● Given task
Send back the records in full, character for character.

Collected data entries:
—————
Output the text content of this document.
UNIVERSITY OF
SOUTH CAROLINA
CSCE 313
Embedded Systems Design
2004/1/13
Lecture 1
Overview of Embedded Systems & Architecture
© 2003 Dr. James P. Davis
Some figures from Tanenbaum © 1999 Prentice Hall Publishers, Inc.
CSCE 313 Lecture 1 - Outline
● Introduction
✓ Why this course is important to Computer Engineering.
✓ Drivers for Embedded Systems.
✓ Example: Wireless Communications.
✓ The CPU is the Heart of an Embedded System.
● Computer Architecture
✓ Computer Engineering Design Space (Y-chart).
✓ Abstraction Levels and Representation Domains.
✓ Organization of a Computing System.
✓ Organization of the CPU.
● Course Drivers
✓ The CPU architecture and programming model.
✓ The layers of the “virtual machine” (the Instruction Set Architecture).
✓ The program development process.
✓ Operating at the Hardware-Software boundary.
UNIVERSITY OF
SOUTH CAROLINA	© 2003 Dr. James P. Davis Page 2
—————
● Completed task
Output the text content of this document.
UNIVERSITY OF
SOUTH CAROLINA
CSCE 313
Embedded Systems Design
2004/1/13
Lecture 1
Overview of Embedded Systems & Architecture
© 2003 Dr. James P. Davis
Some figures from Tanenbaum © 1999 Prentice Hall Publishers, Inc.
CSCE 313 Lecture 1 - Outline
● Introduction
✓ Why this course is important to Computer Engineering.
✓ Drivers for Embedded Systems.
✓ Example: Wireless Communications.
✓ The CPU is the Heart of an Embedded System.
● Computer Architecture
✓ Computer Engineering Design Space (Y-chart).
✓ Abstraction Levels and Representation Domains.
✓ Organization of a Computing System.
✓ Organization of the CPU.
● Course Drivers
✓ The CPU architecture and programming model.
✓ The layers of the “virtual machine” (the Instruction Set Architecture).
✓ The program development process.
✓ Operating at the Hardware-Software boundary.
UNIVERSITY OF
SOUTH CAROLINA	© 2003 Dr. James P. Davis Page 2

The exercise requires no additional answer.